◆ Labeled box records
◆ ◆ ◆ ◆

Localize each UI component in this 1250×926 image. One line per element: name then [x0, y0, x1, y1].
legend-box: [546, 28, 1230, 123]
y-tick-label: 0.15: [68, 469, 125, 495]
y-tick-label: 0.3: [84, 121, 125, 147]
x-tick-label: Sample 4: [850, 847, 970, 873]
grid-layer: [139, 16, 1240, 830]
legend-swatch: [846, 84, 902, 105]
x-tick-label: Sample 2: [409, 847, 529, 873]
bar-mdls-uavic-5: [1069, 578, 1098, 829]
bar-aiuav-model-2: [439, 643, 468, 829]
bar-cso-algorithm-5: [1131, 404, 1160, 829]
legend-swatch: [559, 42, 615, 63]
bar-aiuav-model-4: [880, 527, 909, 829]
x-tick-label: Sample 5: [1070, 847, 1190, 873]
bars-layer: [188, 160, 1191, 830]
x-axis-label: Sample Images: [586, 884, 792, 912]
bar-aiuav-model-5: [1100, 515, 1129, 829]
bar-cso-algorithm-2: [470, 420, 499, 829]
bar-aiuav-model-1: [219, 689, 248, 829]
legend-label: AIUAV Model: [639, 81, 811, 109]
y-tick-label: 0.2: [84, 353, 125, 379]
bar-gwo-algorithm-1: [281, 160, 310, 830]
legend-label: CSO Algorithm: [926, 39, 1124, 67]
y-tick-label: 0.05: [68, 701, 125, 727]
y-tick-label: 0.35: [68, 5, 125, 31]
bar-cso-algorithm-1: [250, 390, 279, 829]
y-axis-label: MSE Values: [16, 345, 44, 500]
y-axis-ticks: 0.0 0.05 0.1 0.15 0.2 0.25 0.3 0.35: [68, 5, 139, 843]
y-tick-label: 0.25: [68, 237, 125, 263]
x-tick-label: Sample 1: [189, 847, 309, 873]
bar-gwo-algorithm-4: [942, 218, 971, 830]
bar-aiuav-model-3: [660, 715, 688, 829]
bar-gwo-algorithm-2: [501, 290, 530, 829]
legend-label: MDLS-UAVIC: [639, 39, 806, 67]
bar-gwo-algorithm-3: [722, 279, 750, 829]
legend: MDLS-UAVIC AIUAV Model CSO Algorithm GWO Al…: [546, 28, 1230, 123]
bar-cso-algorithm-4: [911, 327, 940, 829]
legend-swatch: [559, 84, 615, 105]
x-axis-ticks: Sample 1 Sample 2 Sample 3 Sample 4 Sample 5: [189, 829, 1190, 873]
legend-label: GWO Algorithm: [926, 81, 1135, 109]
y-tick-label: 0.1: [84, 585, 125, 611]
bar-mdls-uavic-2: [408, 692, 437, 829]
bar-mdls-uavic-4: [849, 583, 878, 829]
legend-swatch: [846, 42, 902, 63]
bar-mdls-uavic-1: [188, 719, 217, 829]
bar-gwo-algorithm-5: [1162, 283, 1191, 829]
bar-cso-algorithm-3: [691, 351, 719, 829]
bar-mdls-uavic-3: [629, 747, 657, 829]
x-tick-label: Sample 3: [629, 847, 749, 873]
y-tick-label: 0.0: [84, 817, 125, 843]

◆ ◆ ◆ ◆

◆ What is asked
Update the material above by replacing each "legend-swatch" with "legend-marker", leaving everything else unchanged.

◆ Response to the task
Localize each UI component in this 1250×926 image. One line per element: name then [x0, y0, x1, y1].
legend-box: [546, 28, 1230, 123]
y-tick-label: 0.15: [68, 469, 125, 495]
y-tick-label: 0.3: [84, 121, 125, 147]
x-tick-label: Sample 4: [850, 847, 970, 873]
grid-layer: [139, 16, 1240, 830]
legend-marker: [846, 84, 902, 105]
x-tick-label: Sample 2: [409, 847, 529, 873]
bar-mdls-uavic-5: [1069, 578, 1098, 829]
bar-aiuav-model-2: [439, 643, 468, 829]
bar-cso-algorithm-5: [1131, 404, 1160, 829]
legend-marker: [559, 42, 615, 63]
bar-aiuav-model-4: [880, 527, 909, 829]
x-tick-label: Sample 5: [1070, 847, 1190, 873]
bars-layer: [188, 160, 1191, 830]
x-axis-label: Sample Images: [586, 884, 792, 912]
bar-aiuav-model-5: [1100, 515, 1129, 829]
bar-cso-algorithm-2: [470, 420, 499, 829]
bar-aiuav-model-1: [219, 689, 248, 829]
legend-label: AIUAV Model: [639, 81, 811, 109]
y-tick-label: 0.2: [84, 353, 125, 379]
bar-gwo-algorithm-1: [281, 160, 310, 830]
legend-label: CSO Algorithm: [926, 39, 1124, 67]
y-tick-label: 0.05: [68, 701, 125, 727]
y-tick-label: 0.35: [68, 5, 125, 31]
bar-cso-algorithm-1: [250, 390, 279, 829]
y-axis-label: MSE Values: [16, 345, 44, 500]
y-axis-ticks: 0.0 0.05 0.1 0.15 0.2 0.25 0.3 0.35: [68, 5, 139, 843]
y-tick-label: 0.25: [68, 237, 125, 263]
x-tick-label: Sample 1: [189, 847, 309, 873]
bar-gwo-algorithm-4: [942, 218, 971, 830]
bar-aiuav-model-3: [660, 715, 688, 829]
bar-gwo-algorithm-2: [501, 290, 530, 829]
legend-label: MDLS-UAVIC: [639, 39, 806, 67]
bar-gwo-algorithm-3: [722, 279, 750, 829]
legend: MDLS-UAVIC AIUAV Model CSO Algorithm GWO Al…: [546, 28, 1230, 123]
bar-cso-algorithm-4: [911, 327, 940, 829]
legend-marker: [559, 84, 615, 105]
x-axis-ticks: Sample 1 Sample 2 Sample 3 Sample 4 Sample 5: [189, 829, 1190, 873]
legend-label: GWO Algorithm: [926, 81, 1135, 109]
y-tick-label: 0.1: [84, 585, 125, 611]
bar-mdls-uavic-2: [408, 692, 437, 829]
bar-mdls-uavic-4: [849, 583, 878, 829]
legend-marker: [846, 42, 902, 63]
bar-mdls-uavic-1: [188, 719, 217, 829]
bar-gwo-algorithm-5: [1162, 283, 1191, 829]
bar-cso-algorithm-3: [691, 351, 719, 829]
bar-mdls-uavic-3: [629, 747, 657, 829]
x-tick-label: Sample 3: [629, 847, 749, 873]
y-tick-label: 0.0: [84, 817, 125, 843]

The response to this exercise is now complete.